* Work required
In the lines below, change every "code-text" to "code-snippet" and keep everything else the same.

---------- Data for this task ----------

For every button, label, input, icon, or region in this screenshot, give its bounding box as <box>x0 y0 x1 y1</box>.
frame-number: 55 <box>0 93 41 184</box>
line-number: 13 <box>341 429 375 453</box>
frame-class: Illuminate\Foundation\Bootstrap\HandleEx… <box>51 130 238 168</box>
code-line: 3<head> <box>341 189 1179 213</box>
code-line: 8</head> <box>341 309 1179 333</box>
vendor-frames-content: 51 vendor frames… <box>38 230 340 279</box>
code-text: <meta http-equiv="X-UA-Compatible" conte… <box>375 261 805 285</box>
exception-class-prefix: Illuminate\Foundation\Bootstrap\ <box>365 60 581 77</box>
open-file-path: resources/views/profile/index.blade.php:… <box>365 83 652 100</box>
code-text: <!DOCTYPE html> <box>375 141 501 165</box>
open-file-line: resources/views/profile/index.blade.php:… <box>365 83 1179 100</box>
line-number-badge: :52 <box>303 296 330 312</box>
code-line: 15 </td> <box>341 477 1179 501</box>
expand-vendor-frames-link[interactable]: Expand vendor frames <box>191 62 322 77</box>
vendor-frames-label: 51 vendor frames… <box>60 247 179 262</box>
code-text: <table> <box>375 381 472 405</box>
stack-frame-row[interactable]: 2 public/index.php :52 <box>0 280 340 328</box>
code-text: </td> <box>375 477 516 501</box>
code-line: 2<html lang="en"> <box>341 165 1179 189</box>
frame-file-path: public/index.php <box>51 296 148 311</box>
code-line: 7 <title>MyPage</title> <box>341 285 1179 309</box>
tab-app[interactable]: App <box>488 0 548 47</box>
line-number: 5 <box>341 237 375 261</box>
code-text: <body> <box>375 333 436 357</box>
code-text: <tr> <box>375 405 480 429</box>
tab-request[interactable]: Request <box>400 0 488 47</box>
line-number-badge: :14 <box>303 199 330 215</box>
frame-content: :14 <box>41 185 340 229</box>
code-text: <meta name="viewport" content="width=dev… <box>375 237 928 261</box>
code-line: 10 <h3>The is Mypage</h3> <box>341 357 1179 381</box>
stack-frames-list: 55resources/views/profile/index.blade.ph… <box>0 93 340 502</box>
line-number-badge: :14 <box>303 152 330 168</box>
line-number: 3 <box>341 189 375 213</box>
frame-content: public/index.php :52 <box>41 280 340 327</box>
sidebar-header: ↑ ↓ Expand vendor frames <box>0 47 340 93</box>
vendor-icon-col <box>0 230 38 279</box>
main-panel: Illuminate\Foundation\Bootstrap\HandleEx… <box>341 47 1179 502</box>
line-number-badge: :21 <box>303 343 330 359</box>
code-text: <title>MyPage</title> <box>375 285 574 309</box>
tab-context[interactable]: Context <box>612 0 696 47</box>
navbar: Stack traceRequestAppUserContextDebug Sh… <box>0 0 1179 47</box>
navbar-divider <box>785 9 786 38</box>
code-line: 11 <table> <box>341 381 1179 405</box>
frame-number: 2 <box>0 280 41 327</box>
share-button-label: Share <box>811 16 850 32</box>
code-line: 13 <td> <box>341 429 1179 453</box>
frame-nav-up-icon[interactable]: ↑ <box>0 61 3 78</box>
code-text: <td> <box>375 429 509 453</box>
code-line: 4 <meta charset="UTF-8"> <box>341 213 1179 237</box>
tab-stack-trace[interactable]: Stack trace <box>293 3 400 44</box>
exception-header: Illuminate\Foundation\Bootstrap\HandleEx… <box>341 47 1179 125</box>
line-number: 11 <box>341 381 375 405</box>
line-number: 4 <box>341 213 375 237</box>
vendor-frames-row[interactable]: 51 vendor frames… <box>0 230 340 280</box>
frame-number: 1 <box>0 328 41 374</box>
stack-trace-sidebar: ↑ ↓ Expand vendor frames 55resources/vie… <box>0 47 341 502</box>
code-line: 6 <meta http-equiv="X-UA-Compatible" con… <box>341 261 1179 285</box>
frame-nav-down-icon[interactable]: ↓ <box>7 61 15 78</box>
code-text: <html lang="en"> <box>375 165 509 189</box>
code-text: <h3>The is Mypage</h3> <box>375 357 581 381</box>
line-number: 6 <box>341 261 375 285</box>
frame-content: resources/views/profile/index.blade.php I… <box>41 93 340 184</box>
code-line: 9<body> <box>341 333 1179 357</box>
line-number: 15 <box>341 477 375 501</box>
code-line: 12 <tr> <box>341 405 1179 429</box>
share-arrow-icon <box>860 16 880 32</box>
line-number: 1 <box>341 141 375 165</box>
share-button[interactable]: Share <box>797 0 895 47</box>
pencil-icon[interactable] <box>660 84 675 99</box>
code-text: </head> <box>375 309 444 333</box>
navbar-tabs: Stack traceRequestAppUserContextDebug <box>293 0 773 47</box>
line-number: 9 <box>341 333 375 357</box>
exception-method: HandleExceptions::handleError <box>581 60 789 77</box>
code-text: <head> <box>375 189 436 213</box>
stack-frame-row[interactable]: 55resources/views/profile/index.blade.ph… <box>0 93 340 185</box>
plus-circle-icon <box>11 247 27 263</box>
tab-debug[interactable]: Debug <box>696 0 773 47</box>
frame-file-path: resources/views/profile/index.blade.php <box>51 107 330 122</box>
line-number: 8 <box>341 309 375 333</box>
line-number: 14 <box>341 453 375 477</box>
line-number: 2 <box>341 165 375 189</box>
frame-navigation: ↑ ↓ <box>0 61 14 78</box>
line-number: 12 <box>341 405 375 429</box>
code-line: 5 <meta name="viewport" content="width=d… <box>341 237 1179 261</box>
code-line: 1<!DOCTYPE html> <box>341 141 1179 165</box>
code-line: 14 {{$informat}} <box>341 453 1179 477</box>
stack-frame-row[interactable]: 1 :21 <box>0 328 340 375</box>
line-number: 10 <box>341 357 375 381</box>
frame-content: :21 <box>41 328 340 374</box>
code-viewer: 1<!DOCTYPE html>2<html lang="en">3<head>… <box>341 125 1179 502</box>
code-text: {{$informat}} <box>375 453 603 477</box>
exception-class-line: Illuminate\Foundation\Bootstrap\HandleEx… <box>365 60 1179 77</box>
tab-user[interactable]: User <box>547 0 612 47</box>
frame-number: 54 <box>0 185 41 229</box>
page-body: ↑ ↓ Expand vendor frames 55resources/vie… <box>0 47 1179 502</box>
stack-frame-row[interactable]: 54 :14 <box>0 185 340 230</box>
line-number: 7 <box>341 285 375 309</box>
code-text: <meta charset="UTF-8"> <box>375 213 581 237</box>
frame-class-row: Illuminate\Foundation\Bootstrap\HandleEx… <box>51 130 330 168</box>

----------

* Exercise response
For every button, label, input, icon, or region in this screenshot, give its bounding box as <box>x0 y0 x1 y1</box>.
frame-number: 55 <box>0 93 41 184</box>
line-number: 13 <box>341 429 375 453</box>
frame-class: Illuminate\Foundation\Bootstrap\HandleEx… <box>51 130 238 168</box>
code-line: 3<head> <box>341 189 1179 213</box>
code-line: 8</head> <box>341 309 1179 333</box>
vendor-frames-content: 51 vendor frames… <box>38 230 340 279</box>
code-snippet: <meta http-equiv="X-UA-Compatible" conte… <box>375 261 805 285</box>
exception-class-prefix: Illuminate\Foundation\Bootstrap\ <box>365 60 581 77</box>
open-file-path: resources/views/profile/index.blade.php:… <box>365 83 652 100</box>
code-snippet: <!DOCTYPE html> <box>375 141 501 165</box>
open-file-line: resources/views/profile/index.blade.php:… <box>365 83 1179 100</box>
line-number-badge: :52 <box>303 296 330 312</box>
code-line: 15 </td> <box>341 477 1179 501</box>
expand-vendor-frames-link[interactable]: Expand vendor frames <box>191 62 322 77</box>
vendor-frames-label: 51 vendor frames… <box>60 247 179 262</box>
code-snippet: <table> <box>375 381 472 405</box>
stack-frame-row[interactable]: 2 public/index.php :52 <box>0 280 340 328</box>
code-snippet: </td> <box>375 477 516 501</box>
code-line: 2<html lang="en"> <box>341 165 1179 189</box>
frame-file-path: public/index.php <box>51 296 148 311</box>
code-line: 7 <title>MyPage</title> <box>341 285 1179 309</box>
tab-app[interactable]: App <box>488 0 548 47</box>
line-number: 5 <box>341 237 375 261</box>
code-snippet: <body> <box>375 333 436 357</box>
code-snippet: <tr> <box>375 405 480 429</box>
tab-request[interactable]: Request <box>400 0 488 47</box>
line-number-badge: :14 <box>303 199 330 215</box>
frame-content: :14 <box>41 185 340 229</box>
code-snippet: <meta name="viewport" content="width=dev… <box>375 237 928 261</box>
code-line: 10 <h3>The is Mypage</h3> <box>341 357 1179 381</box>
stack-frames-list: 55resources/views/profile/index.blade.ph… <box>0 93 340 502</box>
line-number-badge: :14 <box>303 152 330 168</box>
line-number: 3 <box>341 189 375 213</box>
frame-content: public/index.php :52 <box>41 280 340 327</box>
sidebar-header: ↑ ↓ Expand vendor frames <box>0 47 340 93</box>
vendor-icon-col <box>0 230 38 279</box>
main-panel: Illuminate\Foundation\Bootstrap\HandleEx… <box>341 47 1179 502</box>
line-number-badge: :21 <box>303 343 330 359</box>
code-snippet: <title>MyPage</title> <box>375 285 574 309</box>
tab-context[interactable]: Context <box>612 0 696 47</box>
navbar: Stack traceRequestAppUserContextDebug Sh… <box>0 0 1179 47</box>
navbar-divider <box>785 9 786 38</box>
code-line: 11 <table> <box>341 381 1179 405</box>
frame-number: 2 <box>0 280 41 327</box>
share-button-label: Share <box>811 16 850 32</box>
code-line: 13 <td> <box>341 429 1179 453</box>
frame-nav-up-icon[interactable]: ↑ <box>0 61 3 78</box>
code-snippet: <td> <box>375 429 509 453</box>
code-line: 4 <meta charset="UTF-8"> <box>341 213 1179 237</box>
tab-stack-trace[interactable]: Stack trace <box>293 3 400 44</box>
exception-header: Illuminate\Foundation\Bootstrap\HandleEx… <box>341 47 1179 125</box>
line-number: 11 <box>341 381 375 405</box>
line-number: 4 <box>341 213 375 237</box>
vendor-frames-row[interactable]: 51 vendor frames… <box>0 230 340 280</box>
frame-number: 1 <box>0 328 41 374</box>
stack-trace-sidebar: ↑ ↓ Expand vendor frames 55resources/vie… <box>0 47 341 502</box>
code-line: 6 <meta http-equiv="X-UA-Compatible" con… <box>341 261 1179 285</box>
frame-nav-down-icon[interactable]: ↓ <box>7 61 15 78</box>
code-snippet: <html lang="en"> <box>375 165 509 189</box>
code-snippet: <h3>The is Mypage</h3> <box>375 357 581 381</box>
line-number: 6 <box>341 261 375 285</box>
frame-content: resources/views/profile/index.blade.php I… <box>41 93 340 184</box>
code-line: 9<body> <box>341 333 1179 357</box>
line-number: 15 <box>341 477 375 501</box>
code-line: 12 <tr> <box>341 405 1179 429</box>
share-arrow-icon <box>860 16 880 32</box>
line-number: 1 <box>341 141 375 165</box>
share-button[interactable]: Share <box>797 0 895 47</box>
pencil-icon[interactable] <box>660 84 675 99</box>
code-snippet: </head> <box>375 309 444 333</box>
navbar-tabs: Stack traceRequestAppUserContextDebug <box>293 0 773 47</box>
line-number: 9 <box>341 333 375 357</box>
exception-method: HandleExceptions::handleError <box>581 60 789 77</box>
code-snippet: <head> <box>375 189 436 213</box>
stack-frame-row[interactable]: 55resources/views/profile/index.blade.ph… <box>0 93 340 185</box>
plus-circle-icon <box>11 247 27 263</box>
tab-debug[interactable]: Debug <box>696 0 773 47</box>
frame-file-path: resources/views/profile/index.blade.php <box>51 107 330 122</box>
line-number: 8 <box>341 309 375 333</box>
line-number: 14 <box>341 453 375 477</box>
line-number: 2 <box>341 165 375 189</box>
frame-navigation: ↑ ↓ <box>0 61 14 78</box>
line-number: 12 <box>341 405 375 429</box>
code-line: 5 <meta name="viewport" content="width=d… <box>341 237 1179 261</box>
code-line: 1<!DOCTYPE html> <box>341 141 1179 165</box>
code-line: 14 {{$informat}} <box>341 453 1179 477</box>
stack-frame-row[interactable]: 1 :21 <box>0 328 340 375</box>
line-number: 10 <box>341 357 375 381</box>
frame-content: :21 <box>41 328 340 374</box>
code-viewer: 1<!DOCTYPE html>2<html lang="en">3<head>… <box>341 125 1179 502</box>
code-snippet: {{$informat}} <box>375 453 603 477</box>
exception-class-line: Illuminate\Foundation\Bootstrap\HandleEx… <box>365 60 1179 77</box>
tab-user[interactable]: User <box>547 0 612 47</box>
frame-number: 54 <box>0 185 41 229</box>
page-body: ↑ ↓ Expand vendor frames 55resources/vie… <box>0 47 1179 502</box>
stack-frame-row[interactable]: 54 :14 <box>0 185 340 230</box>
line-number: 7 <box>341 285 375 309</box>
code-snippet: <meta charset="UTF-8"> <box>375 213 581 237</box>
frame-class-row: Illuminate\Foundation\Bootstrap\HandleEx… <box>51 130 330 168</box>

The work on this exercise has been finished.